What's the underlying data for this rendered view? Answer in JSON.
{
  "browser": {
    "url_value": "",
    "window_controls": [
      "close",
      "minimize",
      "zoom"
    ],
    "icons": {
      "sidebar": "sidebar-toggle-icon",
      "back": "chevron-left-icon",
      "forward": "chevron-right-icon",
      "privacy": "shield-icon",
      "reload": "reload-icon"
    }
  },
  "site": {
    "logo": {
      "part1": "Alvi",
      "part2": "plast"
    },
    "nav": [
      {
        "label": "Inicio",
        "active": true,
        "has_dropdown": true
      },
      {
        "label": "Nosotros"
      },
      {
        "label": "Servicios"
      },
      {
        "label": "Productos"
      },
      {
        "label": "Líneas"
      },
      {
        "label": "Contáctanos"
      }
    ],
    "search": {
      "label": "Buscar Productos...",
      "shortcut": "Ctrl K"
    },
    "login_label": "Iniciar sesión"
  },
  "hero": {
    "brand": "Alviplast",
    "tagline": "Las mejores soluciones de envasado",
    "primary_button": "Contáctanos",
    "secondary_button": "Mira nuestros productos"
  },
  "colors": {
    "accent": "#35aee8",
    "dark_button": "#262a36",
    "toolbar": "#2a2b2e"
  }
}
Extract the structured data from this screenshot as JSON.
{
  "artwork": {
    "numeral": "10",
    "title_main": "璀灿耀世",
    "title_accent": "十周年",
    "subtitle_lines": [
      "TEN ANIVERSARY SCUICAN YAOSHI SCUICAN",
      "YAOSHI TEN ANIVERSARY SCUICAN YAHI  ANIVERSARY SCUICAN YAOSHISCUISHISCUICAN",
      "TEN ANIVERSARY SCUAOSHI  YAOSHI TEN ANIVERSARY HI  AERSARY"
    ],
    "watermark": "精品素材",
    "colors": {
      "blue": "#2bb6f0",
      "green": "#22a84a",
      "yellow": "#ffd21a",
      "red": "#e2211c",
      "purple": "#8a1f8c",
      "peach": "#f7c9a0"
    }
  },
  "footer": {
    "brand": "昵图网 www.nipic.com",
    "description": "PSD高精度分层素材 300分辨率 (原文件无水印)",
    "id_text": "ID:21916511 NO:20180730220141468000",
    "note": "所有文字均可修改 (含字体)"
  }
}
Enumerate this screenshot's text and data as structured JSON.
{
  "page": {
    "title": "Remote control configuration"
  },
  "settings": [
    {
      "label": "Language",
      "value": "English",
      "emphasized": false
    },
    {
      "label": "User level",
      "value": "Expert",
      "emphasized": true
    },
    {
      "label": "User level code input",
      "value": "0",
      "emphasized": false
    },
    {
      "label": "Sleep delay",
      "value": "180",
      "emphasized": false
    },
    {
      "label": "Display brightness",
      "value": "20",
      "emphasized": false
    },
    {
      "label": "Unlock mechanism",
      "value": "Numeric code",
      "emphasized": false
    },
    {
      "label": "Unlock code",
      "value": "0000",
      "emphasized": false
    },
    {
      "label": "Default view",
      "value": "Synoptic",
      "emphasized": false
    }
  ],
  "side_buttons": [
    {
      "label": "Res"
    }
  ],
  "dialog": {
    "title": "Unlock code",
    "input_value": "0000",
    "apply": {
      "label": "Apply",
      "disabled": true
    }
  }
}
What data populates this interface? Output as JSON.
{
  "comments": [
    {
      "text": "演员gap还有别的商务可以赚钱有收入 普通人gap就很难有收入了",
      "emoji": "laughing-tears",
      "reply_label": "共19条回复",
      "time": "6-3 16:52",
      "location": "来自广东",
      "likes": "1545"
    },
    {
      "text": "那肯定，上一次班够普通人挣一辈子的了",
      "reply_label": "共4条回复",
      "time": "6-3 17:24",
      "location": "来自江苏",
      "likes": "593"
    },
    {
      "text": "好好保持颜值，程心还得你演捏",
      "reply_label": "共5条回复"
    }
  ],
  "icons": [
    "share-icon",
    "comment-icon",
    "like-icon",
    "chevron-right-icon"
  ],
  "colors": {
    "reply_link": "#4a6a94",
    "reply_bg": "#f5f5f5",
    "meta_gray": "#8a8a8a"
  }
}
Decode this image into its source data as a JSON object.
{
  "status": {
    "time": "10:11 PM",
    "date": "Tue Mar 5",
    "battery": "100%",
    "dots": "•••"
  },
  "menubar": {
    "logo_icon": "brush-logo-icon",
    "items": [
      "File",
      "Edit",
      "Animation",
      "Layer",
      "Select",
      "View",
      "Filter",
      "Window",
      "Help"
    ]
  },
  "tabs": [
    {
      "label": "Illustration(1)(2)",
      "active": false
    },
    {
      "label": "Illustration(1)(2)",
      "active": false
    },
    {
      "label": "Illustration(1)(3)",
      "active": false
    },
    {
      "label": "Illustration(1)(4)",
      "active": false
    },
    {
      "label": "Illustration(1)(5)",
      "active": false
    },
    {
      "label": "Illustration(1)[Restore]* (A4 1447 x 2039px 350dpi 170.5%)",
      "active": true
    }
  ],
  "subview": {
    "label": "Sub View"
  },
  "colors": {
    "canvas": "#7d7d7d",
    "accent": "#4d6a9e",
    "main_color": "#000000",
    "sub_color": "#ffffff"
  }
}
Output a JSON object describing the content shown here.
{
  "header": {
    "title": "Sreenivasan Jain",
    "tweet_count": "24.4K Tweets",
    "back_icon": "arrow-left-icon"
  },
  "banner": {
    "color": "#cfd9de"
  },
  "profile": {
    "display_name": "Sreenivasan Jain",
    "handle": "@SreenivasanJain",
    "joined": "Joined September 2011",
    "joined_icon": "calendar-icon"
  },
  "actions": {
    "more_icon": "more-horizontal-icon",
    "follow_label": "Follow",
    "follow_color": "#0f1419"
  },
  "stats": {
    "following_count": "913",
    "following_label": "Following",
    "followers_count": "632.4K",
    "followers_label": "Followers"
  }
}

_ _ _ _

Each entry above is to be printed again exactly.

#### The output
What's the underlying data for this rendered view? Answer in JSON.
{
  "browser": {
    "url_value": "",
    "window_controls": [
      "close",
      "minimize",
      "zoom"
    ],
    "icons": {
      "sidebar": "sidebar-toggle-icon",
      "back": "chevron-left-icon",
      "forward": "chevron-right-icon",
      "privacy": "shield-icon",
      "reload": "reload-icon"
    }
  },
  "site": {
    "logo": {
      "part1": "Alvi",
      "part2": "plast"
    },
    "nav": [
      {
        "label": "Inicio",
        "active": true,
        "has_dropdown": true
      },
      {
        "label": "Nosotros"
      },
      {
        "label": "Servicios"
      },
      {
        "label": "Productos"
      },
      {
        "label": "Líneas"
      },
      {
        "label": "Contáctanos"
      }
    ],
    "search": {
      "label": "Buscar Productos...",
      "shortcut": "Ctrl K"
    },
    "login_label": "Iniciar sesión"
  },
  "hero": {
    "brand": "Alviplast",
    "tagline": "Las mejores soluciones de envasado",
    "primary_button": "Contáctanos",
    "secondary_button": "Mira nuestros productos"
  },
  "colors": {
    "accent": "#35aee8",
    "dark_button": "#262a36",
    "toolbar": "#2a2b2e"
  }
}
Extract the structured data from this screenshot as JSON.
{
  "artwork": {
    "numeral": "10",
    "title_main": "璀灿耀世",
    "title_accent": "十周年",
    "subtitle_lines": [
      "TEN ANIVERSARY SCUICAN YAOSHI SCUICAN",
      "YAOSHI TEN ANIVERSARY SCUICAN YAHI  ANIVERSARY SCUICAN YAOSHISCUISHISCUICAN",
      "TEN ANIVERSARY SCUAOSHI  YAOSHI TEN ANIVERSARY HI  AERSARY"
    ],
    "watermark": "精品素材",
    "colors": {
      "blue": "#2bb6f0",
      "green": "#22a84a",
      "yellow": "#ffd21a",
      "red": "#e2211c",
      "purple": "#8a1f8c",
      "peach": "#f7c9a0"
    }
  },
  "footer": {
    "brand": "昵图网 www.nipic.com",
    "description": "PSD高精度分层素材 300分辨率 (原文件无水印)",
    "id_text": "ID:21916511 NO:20180730220141468000",
    "note": "所有文字均可修改 (含字体)"
  }
}
Enumerate this screenshot's text and data as structured JSON.
{
  "page": {
    "title": "Remote control configuration"
  },
  "settings": [
    {
      "label": "Language",
      "value": "English",
      "emphasized": false
    },
    {
      "label": "User level",
      "value": "Expert",
      "emphasized": true
    },
    {
      "label": "User level code input",
      "value": "0",
      "emphasized": false
    },
    {
      "label": "Sleep delay",
      "value": "180",
      "emphasized": false
    },
    {
      "label": "Display brightness",
      "value": "20",
      "emphasized": false
    },
    {
      "label": "Unlock mechanism",
      "value": "Numeric code",
      "emphasized": false
    },
    {
      "label": "Unlock code",
      "value": "0000",
      "emphasized": false
    },
    {
      "label": "Default view",
      "value": "Synoptic",
      "emphasized": false
    }
  ],
  "side_buttons": [
    {
      "label": "Res"
    }
  ],
  "dialog": {
    "title": "Unlock code",
    "input_value": "0000",
    "apply": {
      "label": "Apply",
      "disabled": true
    }
  }
}
What data populates this interface? Output as JSON.
{
  "comments": [
    {
      "text": "演员gap还有别的商务可以赚钱有收入 普通人gap就很难有收入了",
      "emoji": "laughing-tears",
      "reply_label": "共19条回复",
      "time": "6-3 16:52",
      "location": "来自广东",
      "likes": "1545"
    },
    {
      "text": "那肯定，上一次班够普通人挣一辈子的了",
      "reply_label": "共4条回复",
      "time": "6-3 17:24",
      "location": "来自江苏",
      "likes": "593"
    },
    {
      "text": "好好保持颜值，程心还得你演捏",
      "reply_label": "共5条回复"
    }
  ],
  "icons": [
    "share-icon",
    "comment-icon",
    "like-icon",
    "chevron-right-icon"
  ],
  "colors": {
    "reply_link": "#4a6a94",
    "reply_bg": "#f5f5f5",
    "meta_gray": "#8a8a8a"
  }
}
Decode this image into its source data as a JSON object.
{
  "status": {
    "time": "10:11 PM",
    "date": "Tue Mar 5",
    "battery": "100%",
    "dots": "•••"
  },
  "menubar": {
    "logo_icon": "brush-logo-icon",
    "items": [
      "File",
      "Edit",
      "Animation",
      "Layer",
      "Select",
      "View",
      "Filter",
      "Window",
      "Help"
    ]
  },
  "tabs": [
    {
      "label": "Illustration(1)(2)",
      "active": false
    },
    {
      "label": "Illustration(1)(2)",
      "active": false
    },
    {
      "label": "Illustration(1)(3)",
      "active": false
    },
    {
      "label": "Illustration(1)(4)",
      "active": false
    },
    {
      "label": "Illustration(1)(5)",
      "active": false
    },
    {
      "label": "Illustration(1)[Restore]* (A4 1447 x 2039px 350dpi 170.5%)",
      "active": true
    }
  ],
  "subview": {
    "label": "Sub View"
  },
  "colors": {
    "canvas": "#7d7d7d",
    "accent": "#4d6a9e",
    "main_color": "#000000",
    "sub_color": "#ffffff"
  }
}
Output a JSON object describing the content shown here.
{
  "header": {
    "title": "Sreenivasan Jain",
    "tweet_count": "24.4K Tweets",
    "back_icon": "arrow-left-icon"
  },
  "banner": {
    "color": "#cfd9de"
  },
  "profile": {
    "display_name": "Sreenivasan Jain",
    "handle": "@SreenivasanJain",
    "joined": "Joined September 2011",
    "joined_icon": "calendar-icon"
  },
  "actions": {
    "more_icon": "more-horizontal-icon",
    "follow_label": "Follow",
    "follow_color": "#0f1419"
  },
  "stats": {
    "following_count": "913",
    "following_label": "Following",
    "followers_count": "632.4K",
    "followers_label": "Followers"
  }
}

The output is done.